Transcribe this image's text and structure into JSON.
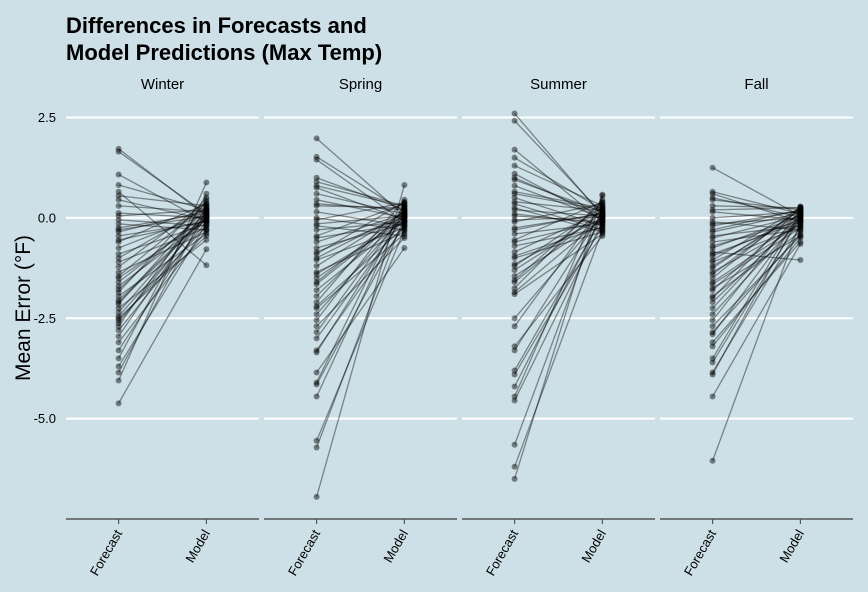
{
  "chart_data": {
    "type": "line",
    "title_line1": "Differences in Forecasts and",
    "title_line2": "Model Predictions (Max Temp)",
    "ylabel": "Mean Error (°F)",
    "ylim": [
      -7.5,
      2.5
    ],
    "yticks": [
      2.5,
      0.0,
      -2.5,
      -5.0
    ],
    "ytick_labels": [
      "2.5",
      "0.0",
      "-2.5",
      "-5.0"
    ],
    "categories": [
      "Forecast",
      "Model"
    ],
    "grid": "horizontal",
    "colors": {
      "background": "#cde0e7",
      "grid": "#ffffff",
      "mark": "#000000"
    },
    "facets": [
      {
        "name": "Winter",
        "forecast": [
          1.72,
          1.65,
          1.08,
          0.82,
          0.55,
          0.45,
          0.3,
          0.12,
          0.05,
          -0.05,
          -0.15,
          -0.3,
          -0.45,
          -0.6,
          -0.75,
          -0.9,
          -1.0,
          -1.1,
          -1.22,
          -1.35,
          -1.5,
          -1.6,
          -1.7,
          -1.78,
          -1.85,
          -1.95,
          -2.05,
          -2.15,
          -2.25,
          -2.35,
          -2.45,
          -2.55,
          -2.62,
          -2.7,
          -2.8,
          -2.95,
          -3.1,
          -3.3,
          -3.5,
          -3.7,
          -3.85,
          -4.05,
          -4.62,
          0.65,
          -0.25,
          -0.55,
          -1.45,
          -2.5,
          -2.1,
          -0.35
        ],
        "model": [
          0.05,
          0.1,
          -0.1,
          0.2,
          0.3,
          -0.05,
          0.15,
          0.0,
          0.2,
          -0.2,
          -0.3,
          0.05,
          -0.1,
          0.35,
          0.1,
          -0.15,
          0.25,
          -0.25,
          0.4,
          -0.35,
          0.0,
          0.1,
          -0.05,
          0.2,
          0.5,
          -0.4,
          0.05,
          0.3,
          -0.55,
          0.15,
          0.0,
          -0.2,
          0.1,
          0.45,
          -0.1,
          0.25,
          -0.3,
          0.05,
          0.6,
          -0.15,
          0.2,
          0.88,
          -0.78,
          -1.18,
          0.12,
          -0.08,
          0.35,
          -0.45,
          0.02,
          0.18
        ]
      },
      {
        "name": "Spring",
        "forecast": [
          1.98,
          1.52,
          1.45,
          1.0,
          0.9,
          0.75,
          0.6,
          0.45,
          0.3,
          0.15,
          0.0,
          -0.15,
          -0.3,
          -0.45,
          -0.6,
          -0.75,
          -0.9,
          -1.05,
          -1.2,
          -1.35,
          -1.5,
          -1.65,
          -1.8,
          -1.95,
          -2.1,
          -2.25,
          -2.4,
          -2.55,
          -2.7,
          -2.85,
          -3.0,
          -3.3,
          -3.35,
          -3.85,
          -4.1,
          -4.15,
          -4.45,
          -5.55,
          -5.72,
          -6.95,
          0.35,
          -0.5,
          -1.0,
          -1.4,
          0.8,
          -0.2,
          -0.85,
          -1.6,
          -2.2,
          -0.05
        ],
        "model": [
          0.05,
          0.15,
          -0.1,
          0.2,
          0.3,
          -0.05,
          0.1,
          0.0,
          0.25,
          -0.2,
          -0.3,
          0.05,
          -0.1,
          0.35,
          0.1,
          -0.15,
          0.4,
          -0.25,
          0.15,
          -0.35,
          0.0,
          0.1,
          -0.05,
          0.2,
          0.45,
          -0.4,
          0.05,
          0.3,
          -0.5,
          0.15,
          0.0,
          -0.2,
          0.1,
          -0.75,
          0.35,
          -0.1,
          0.25,
          -0.3,
          0.05,
          0.82,
          0.2,
          -0.15,
          0.12,
          -0.08,
          0.28,
          -0.45,
          0.02,
          0.18,
          -0.22,
          0.38
        ]
      },
      {
        "name": "Summer",
        "forecast": [
          2.6,
          2.42,
          1.7,
          1.5,
          1.3,
          1.1,
          0.95,
          0.8,
          0.65,
          0.5,
          0.35,
          0.2,
          0.05,
          -0.1,
          -0.25,
          -0.4,
          -0.55,
          -0.7,
          -0.85,
          -1.0,
          -1.15,
          -1.3,
          -1.45,
          -1.6,
          -1.75,
          -1.9,
          -2.5,
          -2.7,
          -3.2,
          -3.3,
          -3.8,
          -3.9,
          -4.2,
          -4.45,
          -4.55,
          -5.65,
          -6.2,
          -6.5,
          1.0,
          0.6,
          0.1,
          -0.3,
          -0.6,
          -1.2,
          0.25,
          -0.05,
          0.4,
          -0.95,
          -1.55,
          -1.85
        ],
        "model": [
          0.05,
          0.1,
          -0.1,
          0.2,
          0.3,
          -0.05,
          0.15,
          0.0,
          0.25,
          -0.2,
          -0.3,
          0.05,
          -0.1,
          0.35,
          0.1,
          -0.15,
          0.4,
          -0.25,
          0.15,
          -0.35,
          0.0,
          0.1,
          -0.05,
          0.2,
          0.45,
          -0.4,
          0.05,
          0.3,
          -0.45,
          0.15,
          0.0,
          -0.2,
          0.1,
          0.55,
          -0.1,
          0.25,
          -0.3,
          0.58,
          0.05,
          0.2,
          -0.15,
          0.12,
          -0.08,
          0.28,
          -0.35,
          0.02,
          0.18,
          -0.22,
          0.38,
          -0.02
        ]
      },
      {
        "name": "Fall",
        "forecast": [
          1.25,
          0.65,
          0.6,
          0.45,
          0.3,
          0.15,
          0.0,
          -0.15,
          -0.3,
          -0.45,
          -0.6,
          -0.75,
          -0.9,
          -1.05,
          -1.2,
          -1.35,
          -1.5,
          -1.65,
          -1.8,
          -1.95,
          -2.1,
          -2.25,
          -2.4,
          -2.55,
          -2.7,
          -2.85,
          -2.9,
          -3.1,
          -3.2,
          -3.5,
          -3.6,
          -3.85,
          -3.9,
          -4.45,
          -6.05,
          0.2,
          -0.1,
          -0.5,
          -0.85,
          -1.25,
          -1.6,
          -0.35,
          -0.7,
          -1.4,
          -1.75,
          0.5,
          -0.2,
          -1.1,
          -2.0,
          -0.95
        ],
        "model": [
          0.05,
          0.1,
          -0.1,
          0.2,
          0.25,
          -0.05,
          0.15,
          0.0,
          0.2,
          -0.2,
          -0.3,
          0.05,
          -0.1,
          0.25,
          0.1,
          -0.15,
          0.28,
          -0.25,
          0.15,
          -0.35,
          0.0,
          0.1,
          -0.05,
          0.2,
          -0.45,
          -0.4,
          0.05,
          -0.6,
          -0.5,
          0.15,
          0.0,
          -0.2,
          0.1,
          -0.65,
          -0.1,
          0.25,
          -0.3,
          0.05,
          -1.05,
          0.2,
          -0.15,
          0.12,
          -0.08,
          0.22,
          -0.45,
          0.02,
          0.18,
          -0.22,
          0.28,
          -0.02
        ]
      }
    ]
  }
}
--
### What you need to do
From the material above, gather all lines that include the string "name" and copy them.

### Task response
        "name": "Winter",
        "name": "Spring",
        "name": "Summer",
        "name": "Fall",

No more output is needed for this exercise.